--- begin STORED ROWS ---

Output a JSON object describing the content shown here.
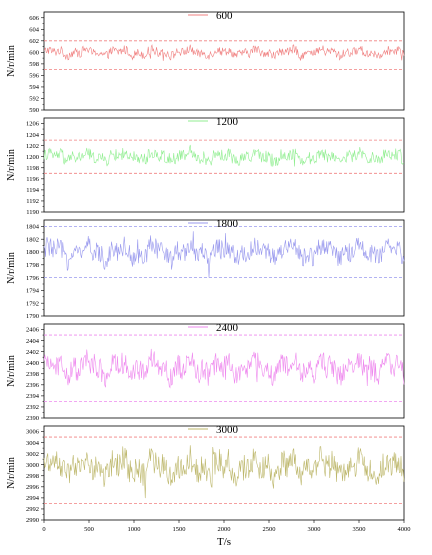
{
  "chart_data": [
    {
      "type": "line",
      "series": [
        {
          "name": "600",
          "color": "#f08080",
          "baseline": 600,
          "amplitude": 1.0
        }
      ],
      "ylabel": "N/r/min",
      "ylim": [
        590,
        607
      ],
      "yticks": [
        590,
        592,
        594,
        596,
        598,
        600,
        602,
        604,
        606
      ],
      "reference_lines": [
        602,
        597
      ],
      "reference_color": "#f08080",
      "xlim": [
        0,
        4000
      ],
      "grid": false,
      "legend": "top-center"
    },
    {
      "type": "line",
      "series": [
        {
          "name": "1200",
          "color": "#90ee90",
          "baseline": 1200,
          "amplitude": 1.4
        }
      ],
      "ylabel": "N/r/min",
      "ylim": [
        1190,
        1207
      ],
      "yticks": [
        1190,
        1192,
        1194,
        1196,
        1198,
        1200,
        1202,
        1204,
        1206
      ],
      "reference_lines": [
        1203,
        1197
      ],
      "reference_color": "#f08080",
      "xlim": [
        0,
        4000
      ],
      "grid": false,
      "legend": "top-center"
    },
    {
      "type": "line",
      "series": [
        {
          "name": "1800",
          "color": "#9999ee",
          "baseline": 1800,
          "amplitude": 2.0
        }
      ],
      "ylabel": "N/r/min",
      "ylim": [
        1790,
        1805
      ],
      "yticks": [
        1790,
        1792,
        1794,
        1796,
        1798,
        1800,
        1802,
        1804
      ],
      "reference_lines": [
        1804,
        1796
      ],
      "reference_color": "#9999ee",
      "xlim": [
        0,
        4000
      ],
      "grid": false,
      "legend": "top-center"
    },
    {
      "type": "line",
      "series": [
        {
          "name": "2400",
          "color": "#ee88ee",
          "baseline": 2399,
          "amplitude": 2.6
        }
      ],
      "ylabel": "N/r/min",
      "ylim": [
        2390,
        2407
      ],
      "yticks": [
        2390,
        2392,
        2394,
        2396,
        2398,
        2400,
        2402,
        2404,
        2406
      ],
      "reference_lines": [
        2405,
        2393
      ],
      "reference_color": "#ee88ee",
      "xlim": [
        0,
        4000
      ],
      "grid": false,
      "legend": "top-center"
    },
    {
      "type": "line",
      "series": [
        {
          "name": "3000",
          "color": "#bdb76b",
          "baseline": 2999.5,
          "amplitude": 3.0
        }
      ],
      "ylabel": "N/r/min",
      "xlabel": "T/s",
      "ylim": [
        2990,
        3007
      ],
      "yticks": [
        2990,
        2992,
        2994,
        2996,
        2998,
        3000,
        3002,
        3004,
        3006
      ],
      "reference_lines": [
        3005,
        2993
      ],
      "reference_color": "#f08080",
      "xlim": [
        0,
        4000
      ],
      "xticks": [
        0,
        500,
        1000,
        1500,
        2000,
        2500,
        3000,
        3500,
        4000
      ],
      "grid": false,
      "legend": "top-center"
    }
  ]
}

--- end STORED ROWS ---

Print the complete listing exactly, apart from any pictures.

Output a JSON object describing the content shown here.
{
  "chart_data": [
    {
      "type": "line",
      "series": [
        {
          "name": "600",
          "color": "#f08080",
          "baseline": 600,
          "amplitude": 1.0
        }
      ],
      "ylabel": "N/r/min",
      "ylim": [
        590,
        607
      ],
      "yticks": [
        590,
        592,
        594,
        596,
        598,
        600,
        602,
        604,
        606
      ],
      "reference_lines": [
        602,
        597
      ],
      "reference_color": "#f08080",
      "xlim": [
        0,
        4000
      ],
      "grid": false,
      "legend": "top-center"
    },
    {
      "type": "line",
      "series": [
        {
          "name": "1200",
          "color": "#90ee90",
          "baseline": 1200,
          "amplitude": 1.4
        }
      ],
      "ylabel": "N/r/min",
      "ylim": [
        1190,
        1207
      ],
      "yticks": [
        1190,
        1192,
        1194,
        1196,
        1198,
        1200,
        1202,
        1204,
        1206
      ],
      "reference_lines": [
        1203,
        1197
      ],
      "reference_color": "#f08080",
      "xlim": [
        0,
        4000
      ],
      "grid": false,
      "legend": "top-center"
    },
    {
      "type": "line",
      "series": [
        {
          "name": "1800",
          "color": "#9999ee",
          "baseline": 1800,
          "amplitude": 2.0
        }
      ],
      "ylabel": "N/r/min",
      "ylim": [
        1790,
        1805
      ],
      "yticks": [
        1790,
        1792,
        1794,
        1796,
        1798,
        1800,
        1802,
        1804
      ],
      "reference_lines": [
        1804,
        1796
      ],
      "reference_color": "#9999ee",
      "xlim": [
        0,
        4000
      ],
      "grid": false,
      "legend": "top-center"
    },
    {
      "type": "line",
      "series": [
        {
          "name": "2400",
          "color": "#ee88ee",
          "baseline": 2399,
          "amplitude": 2.6
        }
      ],
      "ylabel": "N/r/min",
      "ylim": [
        2390,
        2407
      ],
      "yticks": [
        2390,
        2392,
        2394,
        2396,
        2398,
        2400,
        2402,
        2404,
        2406
      ],
      "reference_lines": [
        2405,
        2393
      ],
      "reference_color": "#ee88ee",
      "xlim": [
        0,
        4000
      ],
      "grid": false,
      "legend": "top-center"
    },
    {
      "type": "line",
      "series": [
        {
          "name": "3000",
          "color": "#bdb76b",
          "baseline": 2999.5,
          "amplitude": 3.0
        }
      ],
      "ylabel": "N/r/min",
      "xlabel": "T/s",
      "ylim": [
        2990,
        3007
      ],
      "yticks": [
        2990,
        2992,
        2994,
        2996,
        2998,
        3000,
        3002,
        3004,
        3006
      ],
      "reference_lines": [
        3005,
        2993
      ],
      "reference_color": "#f08080",
      "xlim": [
        0,
        4000
      ],
      "xticks": [
        0,
        500,
        1000,
        1500,
        2000,
        2500,
        3000,
        3500,
        4000
      ],
      "grid": false,
      "legend": "top-center"
    }
  ]
}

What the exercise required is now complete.